● Short exercise
Only the number is wanted: how many lines contain the string "исследования"?

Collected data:
#####

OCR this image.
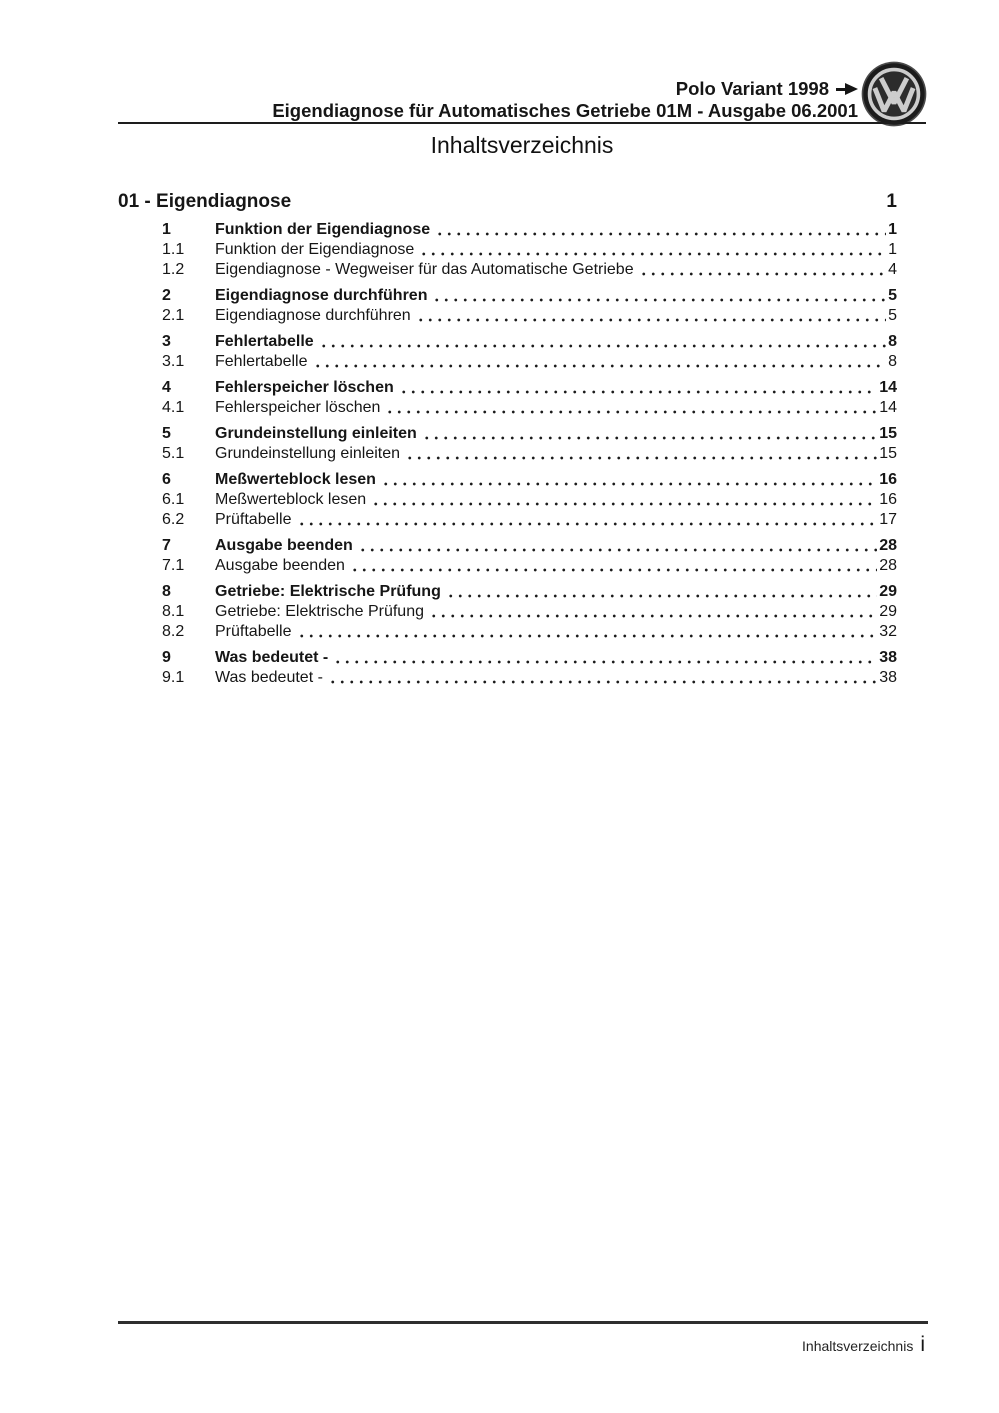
Polo Variant 1998
Eigendiagnose für Automatisches Getriebe 01M - Ausgabe 06.2001
Inhaltsverzeichnis
01 - Eigendiagnose	1
1	Funktion der Eigendiagnose	1
1.1	Funktion der Eigendiagnose	1
1.2	Eigendiagnose - Wegweiser für das Automatische Getriebe	4
2	Eigendiagnose durchführen	5
2.1	Eigendiagnose durchführen	5
3	Fehlertabelle	8
3.1	Fehlertabelle	8
4	Fehlerspeicher löschen	14
4.1	Fehlerspeicher löschen	14
5	Grundeinstellung einleiten	15
5.1	Grundeinstellung einleiten	15
6	Meßwerteblock lesen	16
6.1	Meßwerteblock lesen	16
6.2	Prüftabelle	17
7	Ausgabe beenden	28
7.1	Ausgabe beenden	28
8	Getriebe: Elektrische Prüfung	29
8.1	Getriebe: Elektrische Prüfung	29
8.2	Prüftabelle	32
9	Was bedeutet -	38
9.1	Was bedeutet -	38
Inhaltsverzeichnis i
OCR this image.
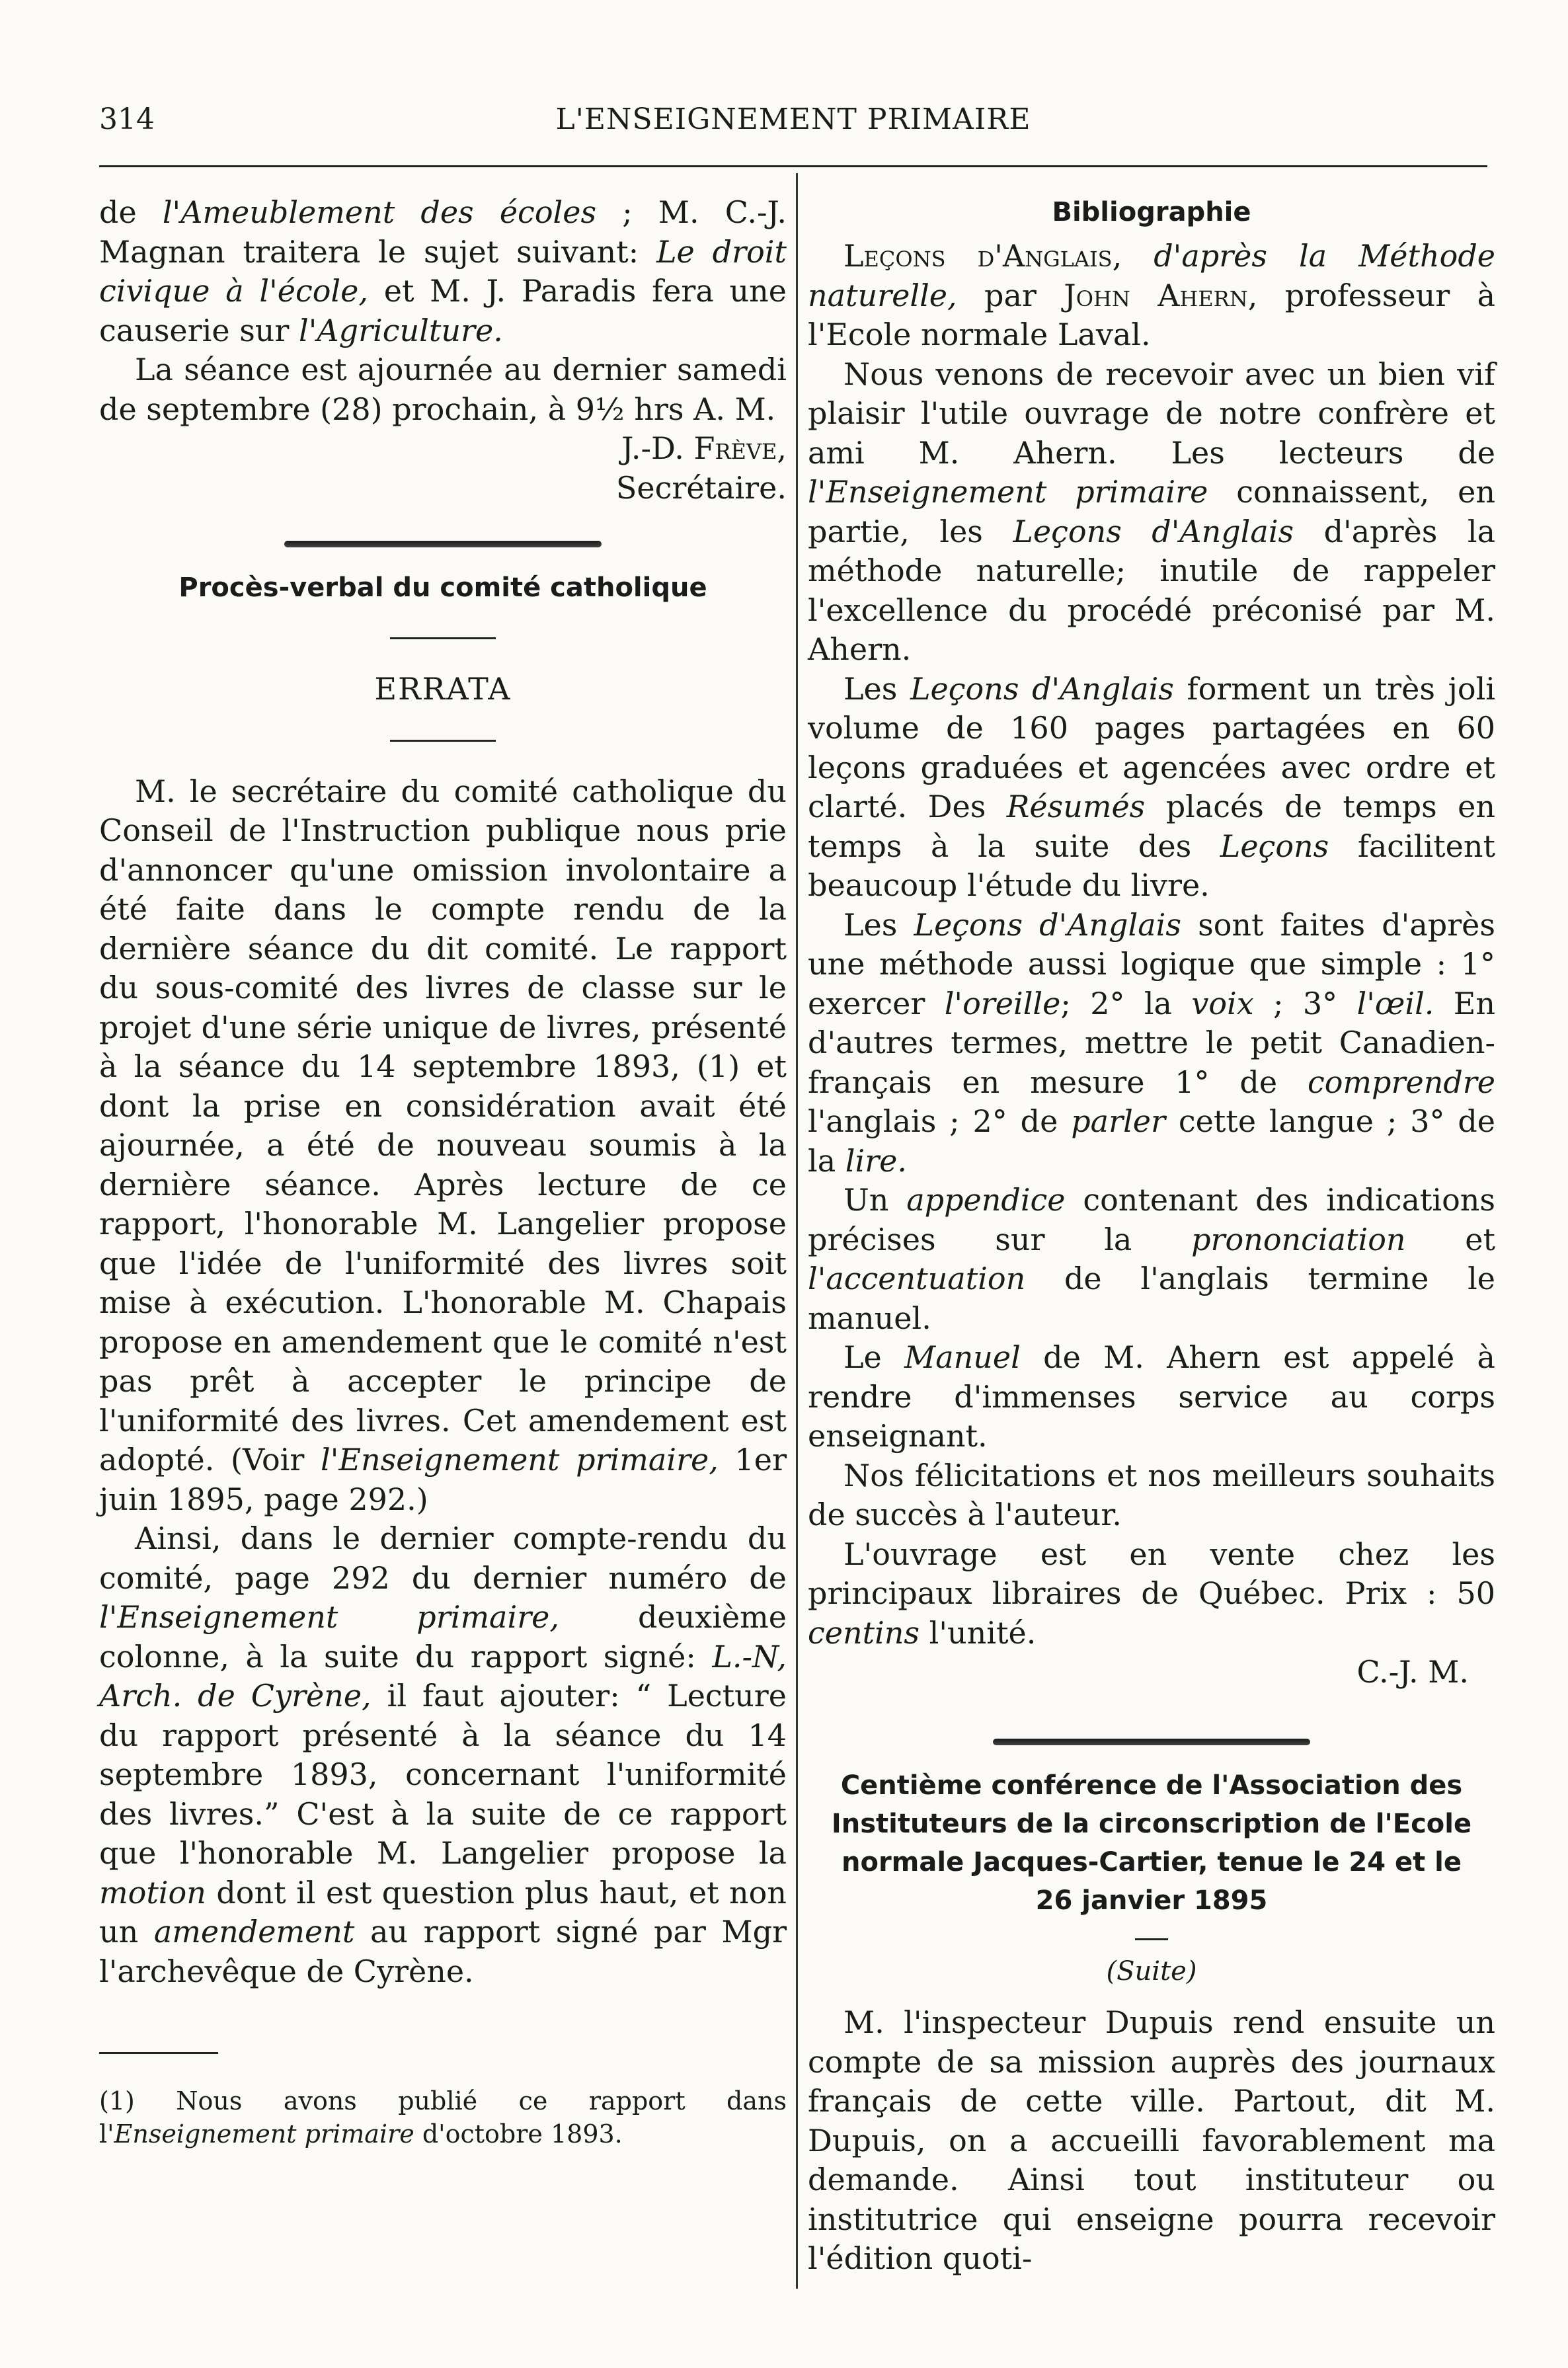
314	L'ENSEIGNEMENT PRIMAIRE

de l'Ameublement des écoles ; M. C.-J. Magnan traitera le sujet suivant: Le droit civique à l'école, et M. J. Paradis fera une causerie sur l'Agriculture.

La séance est ajournée au dernier samedi de septembre (28) prochain, à 9½ hrs A. M.

J.-D. Frève,

Secrétaire.

Procès-verbal du comité catholique

ERRATA

M. le secrétaire du comité catholique du Conseil de l'Instruction publique nous prie d'annoncer qu'une omission involontaire a été faite dans le compte rendu de la dernière séance du dit comité. Le rapport du sous-comité des livres de classe sur le projet d'une série unique de livres, présenté à la séance du 14 septembre 1893, (1) et dont la prise en considération avait été ajournée, a été de nouveau soumis à la dernière séance. Après lecture de ce rapport, l'honorable M. Langelier propose que l'idée de l'uniformité des livres soit mise à exécution. L'honorable M. Chapais propose en amendement que le comité n'est pas prêt à accepter le principe de l'uniformité des livres. Cet amendement est adopté. (Voir l'Enseignement primaire, 1er juin 1895, page 292.)

Ainsi, dans le dernier compte-rendu du comité, page 292 du dernier numéro de l'Enseignement primaire, deuxième colonne, à la suite du rapport signé: L.-N, Arch. de Cyrène, il faut ajouter: “ Lecture du rapport présenté à la séance du 14 septembre 1893, concernant l'uniformité des livres.” C'est à la suite de ce rapport que l'honorable M. Langelier propose la motion dont il est question plus haut, et non un amendement au rapport signé par Mgr l'archevêque de Cyrène.

(1) Nous avons publié ce rapport dans l'Enseignement primaire d'octobre 1893.

Bibliographie

Leçons d'Anglais, d'après la Méthode naturelle, par John Ahern, professeur à l'Ecole normale Laval.

Nous venons de recevoir avec un bien vif plaisir l'utile ouvrage de notre confrère et ami M. Ahern. Les lecteurs de l'Enseignement primaire connaissent, en partie, les Leçons d'Anglais d'après la méthode naturelle; inutile de rappeler l'excellence du procédé préconisé par M. Ahern.

Les Leçons d'Anglais forment un très joli volume de 160 pages partagées en 60 leçons graduées et agencées avec ordre et clarté. Des Résumés placés de temps en temps à la suite des Leçons facilitent beaucoup l'étude du livre.

Les Leçons d'Anglais sont faites d'après une méthode aussi logique que simple : 1° exercer l'oreille; 2° la voix ; 3° l'œil. En d'autres termes, mettre le petit Canadien-français en mesure 1° de comprendre l'anglais ; 2° de parler cette langue ; 3° de la lire.

Un appendice contenant des indications précises sur la prononciation et l'accentuation de l'anglais termine le manuel.

Le Manuel de M. Ahern est appelé à rendre d'immenses service au corps enseignant.

Nos félicitations et nos meilleurs souhaits de succès à l'auteur.

L'ouvrage est en vente chez les principaux libraires de Québec. Prix : 50 centins l'unité.

C.-J. M.

Centième conférence de l'Association des Instituteurs de la circonscription de l'Ecole normale Jacques-Cartier, tenue le 24 et le 26 janvier 1895

(Suite)

M. l'inspecteur Dupuis rend ensuite un compte de sa mission auprès des journaux français de cette ville. Partout, dit M. Dupuis, on a accueilli favorablement ma demande. Ainsi tout instituteur ou institutrice qui enseigne pourra recevoir l'édition quoti-
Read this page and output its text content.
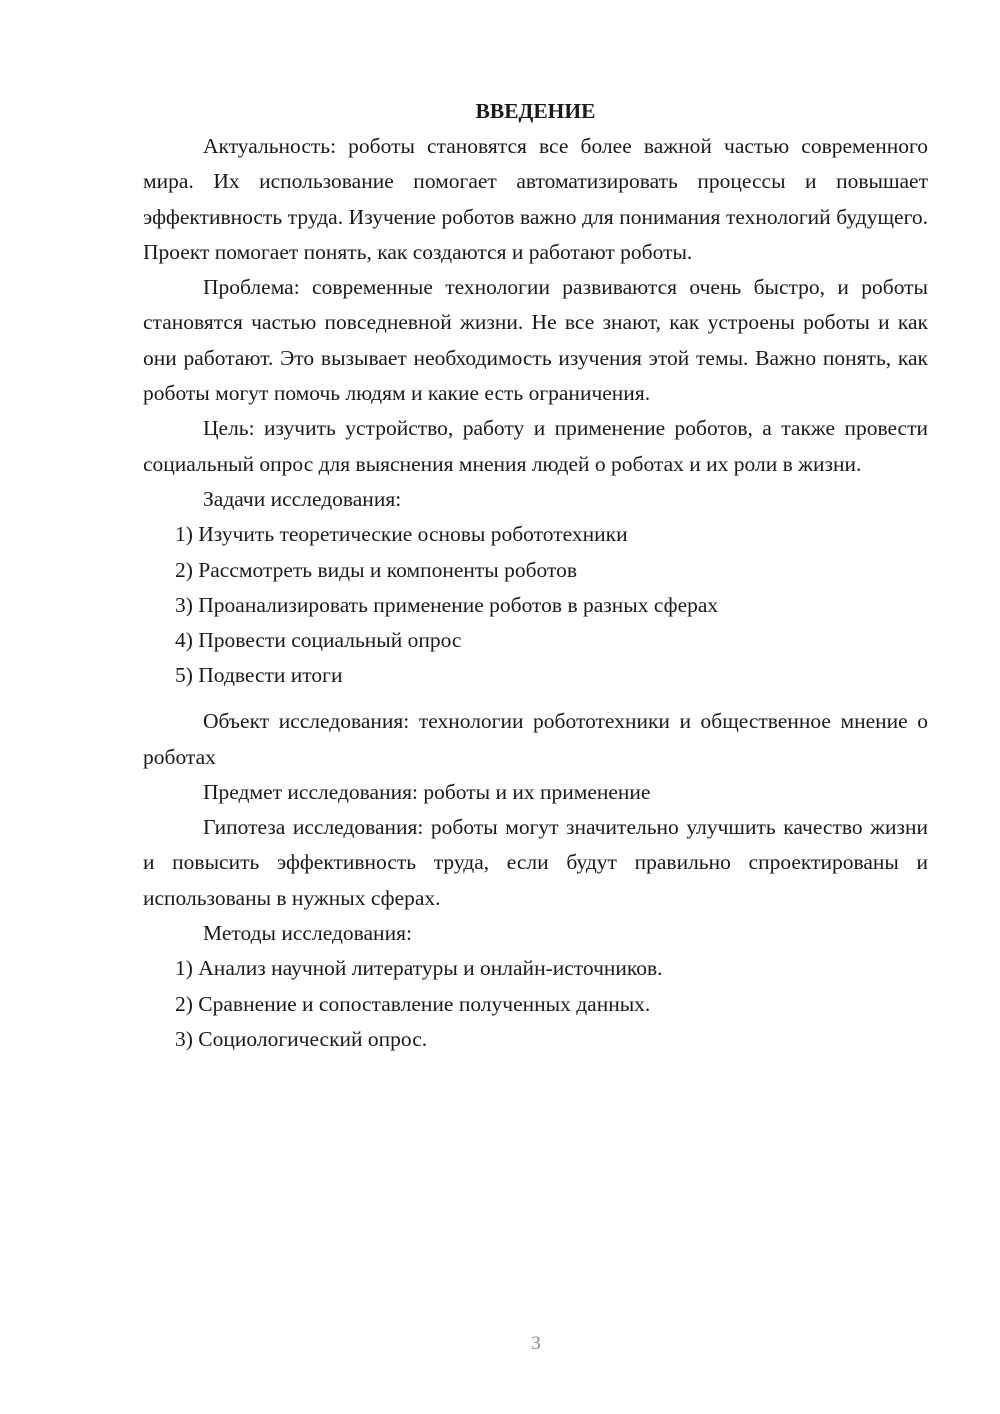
ВВЕДЕНИЕ

Актуальность: роботы становятся все более важной частью современного мира. Их использование помогает автоматизировать процессы и повышает эффективность труда. Изучение роботов важно для понимания технологий будущего. Проект помогает понять, как создаются и работают роботы.

Проблема: современные технологии развиваются очень быстро, и роботы становятся частью повседневной жизни. Не все знают, как устроены роботы и как они работают. Это вызывает необходимость изучения этой темы. Важно понять, как роботы могут помочь людям и какие есть ограничения.

Цель: изучить устройство, работу и применение роботов, а также провести социальный опрос для выяснения мнения людей о роботах и их роли в жизни.

Задачи исследования:

1) Изучить теоретические основы робототехники

2) Рассмотреть виды и компоненты роботов

3) Проанализировать применение роботов в разных сферах

4) Провести социальный опрос

5) Подвести итоги

Объект исследования: технологии робототехники и общественное мнение о роботах

Предмет исследования: роботы и их применение

Гипотеза исследования: роботы могут значительно улучшить качество жизни и повысить эффективность труда, если будут правильно спроектированы и использованы в нужных сферах.

Методы исследования:

1) Анализ научной литературы и онлайн-источников.

2) Сравнение и сопоставление полученных данных.

3) Социологический опрос.

3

#####

● Full response
5